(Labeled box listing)
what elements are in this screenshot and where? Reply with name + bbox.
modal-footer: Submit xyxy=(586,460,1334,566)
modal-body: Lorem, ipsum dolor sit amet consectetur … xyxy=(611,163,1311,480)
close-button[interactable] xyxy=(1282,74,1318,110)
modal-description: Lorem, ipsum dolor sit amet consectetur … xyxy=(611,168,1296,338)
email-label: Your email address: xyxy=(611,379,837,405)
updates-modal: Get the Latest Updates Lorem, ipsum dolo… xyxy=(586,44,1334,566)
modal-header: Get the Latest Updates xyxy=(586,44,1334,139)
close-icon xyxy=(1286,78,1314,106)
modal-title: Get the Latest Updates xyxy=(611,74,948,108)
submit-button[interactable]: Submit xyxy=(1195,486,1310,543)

*PROBLEM TO SOLVE*. Transcribe every line of the listing above word for word.

*THE ANSWER*.
what elements are in this screenshot and where? Reply with name + bbox.
modal-footer: Submit xyxy=(586,460,1334,566)
modal-body: Lorem, ipsum dolor sit amet consectetur … xyxy=(611,163,1311,480)
close-button[interactable] xyxy=(1282,74,1318,110)
modal-description: Lorem, ipsum dolor sit amet consectetur … xyxy=(611,168,1296,338)
email-label: Your email address: xyxy=(611,379,837,405)
updates-modal: Get the Latest Updates Lorem, ipsum dolo… xyxy=(586,44,1334,566)
modal-header: Get the Latest Updates xyxy=(586,44,1334,139)
close-icon xyxy=(1286,78,1314,106)
modal-title: Get the Latest Updates xyxy=(611,74,948,108)
submit-button[interactable]: Submit xyxy=(1195,486,1310,543)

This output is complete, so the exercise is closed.